Record set start
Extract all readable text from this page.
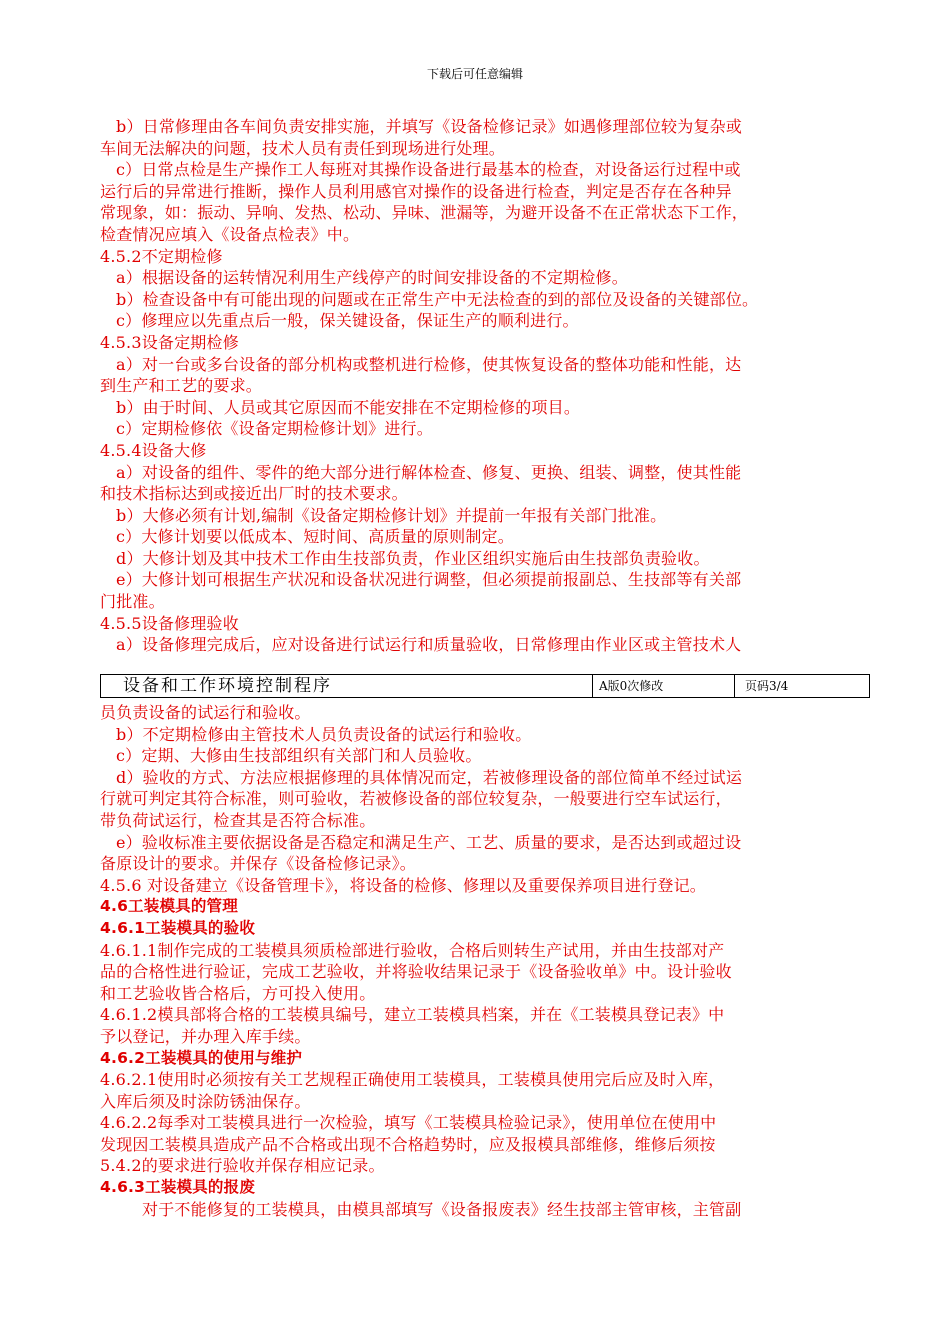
下载后可任意编辑
b）日常修理由各车间负责安排实施，并填写《设备检修记录》如遇修理部位较为复杂或
车间无法解决的问题，技术人员有责任到现场进行处理。
c）日常点检是生产操作工人每班对其操作设备进行最基本的检查，对设备运行过程中或
运行后的异常进行推断，操作人员利用感官对操作的设备进行检查，判定是否存在各种异
常现象，如：振动、异响、发热、松动、异味、泄漏等，为避开设备不在正常状态下工作，
检查情况应填入《设备点检表》中。
4.5.2不定期检修
a）根据设备的运转情况利用生产线停产的时间安排设备的不定期检修。
b）检查设备中有可能出现的问题或在正常生产中无法检查的到的部位及设备的关键部位。
c）修理应以先重点后一般，保关键设备，保证生产的顺利进行。
4.5.3设备定期检修
a）对一台或多台设备的部分机构或整机进行检修，使其恢复设备的整体功能和性能，达
到生产和工艺的要求。
b）由于时间、人员或其它原因而不能安排在不定期检修的项目。
c）定期检修依《设备定期检修计划》进行。
4.5.4设备大修
a）对设备的组件、零件的绝大部分进行解体检查、修复、更换、组装、调整，使其性能
和技术指标达到或接近出厂时的技术要求。
b）大修必须有计划,编制《设备定期检修计划》并提前一年报有关部门批准。
c）大修计划要以低成本、短时间、高质量的原则制定。
d）大修计划及其中技术工作由生技部负责，作业区组织实施后由生技部负责验收。
e）大修计划可根据生产状况和设备状况进行调整，但必须提前报副总、生技部等有关部
门批准。
4.5.5设备修理验收
a）设备修理完成后，应对设备进行试运行和质量验收，日常修理由作业区或主管技术人
设备和工作环境控制程序	A版0次修改	页码3/4
员负责设备的试运行和验收。
b）不定期检修由主管技术人员负责设备的试运行和验收。
c）定期、大修由生技部组织有关部门和人员验收。
d）验收的方式、方法应根据修理的具体情况而定，若被修理设备的部位简单不经过试运
行就可判定其符合标准，则可验收，若被修设备的部位较复杂，一般要进行空车试运行，
带负荷试运行，检查其是否符合标准。
e）验收标准主要依据设备是否稳定和满足生产、工艺、质量的要求，是否达到或超过设
备原设计的要求。并保存《设备检修记录》。
4.5.6 对设备建立《设备管理卡》，将设备的检修、修理以及重要保养项目进行登记。
4.6工装模具的管理
4.6.1工装模具的验收
4.6.1.1制作完成的工装模具须质检部进行验收，合格后则转生产试用，并由生技部对产
品的合格性进行验证，完成工艺验收，并将验收结果记录于《设备验收单》中。设计验收
和工艺验收皆合格后，方可投入使用。
4.6.1.2模具部将合格的工装模具编号，建立工装模具档案，并在《工装模具登记表》中
予以登记，并办理入库手续。
4.6.2工装模具的使用与维护
4.6.2.1使用时必须按有关工艺规程正确使用工装模具，工装模具使用完后应及时入库，
入库后须及时涂防锈油保存。
4.6.2.2每季对工装模具进行一次检验，填写《工装模具检验记录》，使用单位在使用中
发现因工装模具造成产品不合格或出现不合格趋势时，应及报模具部维修，维修后须按
5.4.2的要求进行验收并保存相应记录。
4.6.3工装模具的报废
对于不能修复的工装模具，由模具部填写《设备报废表》经生技部主管审核，主管副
Record set end
Given exercise: Identify lines with the string "设备检修记录". Copy each one.

Exercise result:
b）日常修理由各车间负责安排实施，并填写《设备检修记录》如遇修理部位较为复杂或
备原设计的要求。并保存《设备检修记录》。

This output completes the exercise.